EXERCISE
Copy every entry exactly as given, minus the images.

Saved entries
========
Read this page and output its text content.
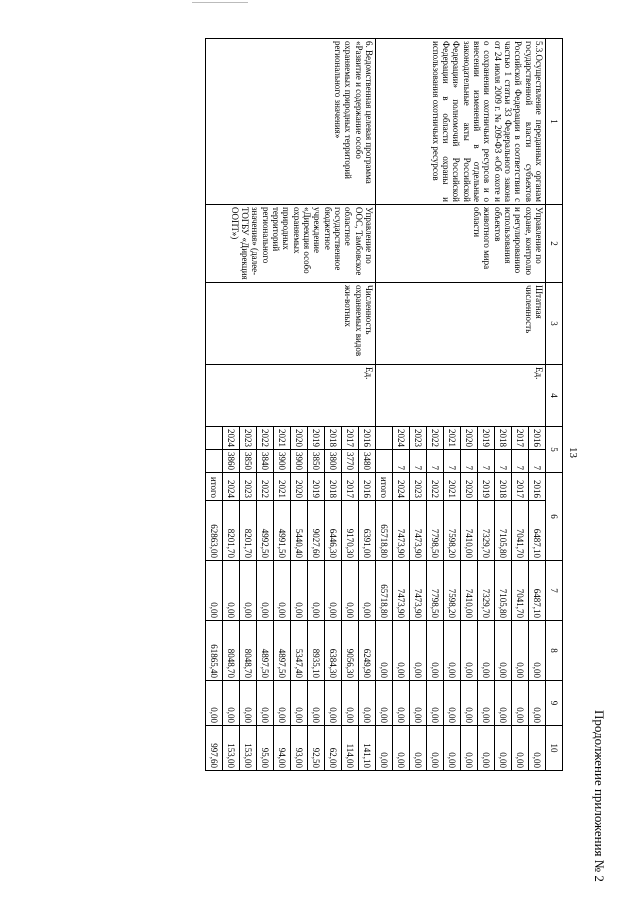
13
Продолжение приложения № 2
1	2	3	4	5		6		7	8	9	10
5.3.Осуществление переданных органам государственной власти субъектов Российской Федерации в соответствии с частью 1 статьи 33 Федерального закона от 24 июля 2009 г. № 209-ФЗ «Об охоте и о сохранении охотничьих ресурсов и о внесении изменений в отдельные законодательные акты Российской Федерации» полномочий Российской Федерации в области охраны и использования охотничьих ресурсов	Управление по охране, контролю и регулированию использования объектов животного мира области	Штатная численность	Ед.	2016	7	2016	6487,10	6487,10	0,00	0,00	0,00
				2017	7	2017	7041,70	7041,70	0,00	0,00	0,00
				2018	7	2018	7105,80	7105,80	0,00	0,00	0,00
				2019	7	2019	7329,70	7329,70	0,00	0,00	0,00
				2020	7	2020	7410,00	7410,00	0,00	0,00	0,00
				2021	7	2021	7598,20	7598,20	0,00	0,00	0,00
				2022	7	2022	7798,50	7798,50	0,00	0,00	0,00
				2023	7	2023	7473,90	7473,90	0,00	0,00	0,00
				2024	7	2024	7473,90	7473,90	0,00	0,00	0,00
						итого	65718,80	65718,80	0,00	0,00	0,00
6. Ведомственная целевая программа «Развитие и содержание особо охраняемых природных территорий регионального значения»	Управление по ООС, Тамбовское областное государственное бюджетное учреждение «Дирекция особо охраняемых природных территорий регионального значения» (далее- ТОГБУ «Дирекция ООПТ»)	Численность охраняемых видов жи-вотных	Ед.	2016	3480	2016	6391,00	0,00	6249,90	0,00	141,10
				2017	3770	2017	9170,30	0,00	9056,30	0,00	114,00
				2018	3800	2018	6446,30	0,00	6384,30	0,00	62,00
				2019	3850	2019	9027,60	0,00	8935,10	0,00	92,50
				2020	3900	2020	5440,40	0,00	5347,40	0,00	93,00
				2021	3900	2021	4991,50	0,00	4897,50	0,00	94,00
				2022	3840	2022	4992,50	0,00	4897,50	0,00	95,00
				2023	3850	2023	8201,70	0,00	8048,70	0,00	153,00
				2024	3860	2024	8201,70	0,00	8048,70	0,00	153,00
						итого	62863,00	0,00	61865,40	0,00	997,60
========
OUTPUT
Read this page and output its text content.
13
Продолжение приложения № 2
1	2	3	4	5		6		7	8	9	10
5.3.Осуществление переданных органам государственной власти субъектов Российской Федерации в соответствии с частью 1 статьи 33 Федерального закона от 24 июля 2009 г. № 209-ФЗ «Об охоте и о сохранении охотничьих ресурсов и о внесении изменений в отдельные законодательные акты Российской Федерации» полномочий Российской Федерации в области охраны и использования охотничьих ресурсов	Управление по охране, контролю и регулированию использования объектов животного мира области	Штатная численность	Ед.	2016	7	2016	6487,10	6487,10	0,00	0,00	0,00
				2017	7	2017	7041,70	7041,70	0,00	0,00	0,00
				2018	7	2018	7105,80	7105,80	0,00	0,00	0,00
				2019	7	2019	7329,70	7329,70	0,00	0,00	0,00
				2020	7	2020	7410,00	7410,00	0,00	0,00	0,00
				2021	7	2021	7598,20	7598,20	0,00	0,00	0,00
				2022	7	2022	7798,50	7798,50	0,00	0,00	0,00
				2023	7	2023	7473,90	7473,90	0,00	0,00	0,00
				2024	7	2024	7473,90	7473,90	0,00	0,00	0,00
						итого	65718,80	65718,80	0,00	0,00	0,00
6. Ведомственная целевая программа «Развитие и содержание особо охраняемых природных территорий регионального значения»	Управление по ООС, Тамбовское областное государственное бюджетное учреждение «Дирекция особо охраняемых природных территорий регионального значения» (далее- ТОГБУ «Дирекция ООПТ»)	Численность охраняемых видов жи-вотных	Ед.	2016	3480	2016	6391,00	0,00	6249,90	0,00	141,10
				2017	3770	2017	9170,30	0,00	9056,30	0,00	114,00
				2018	3800	2018	6446,30	0,00	6384,30	0,00	62,00
				2019	3850	2019	9027,60	0,00	8935,10	0,00	92,50
				2020	3900	2020	5440,40	0,00	5347,40	0,00	93,00
				2021	3900	2021	4991,50	0,00	4897,50	0,00	94,00
				2022	3840	2022	4992,50	0,00	4897,50	0,00	95,00
				2023	3850	2023	8201,70	0,00	8048,70	0,00	153,00
				2024	3860	2024	8201,70	0,00	8048,70	0,00	153,00
						итого	62863,00	0,00	61865,40	0,00	997,60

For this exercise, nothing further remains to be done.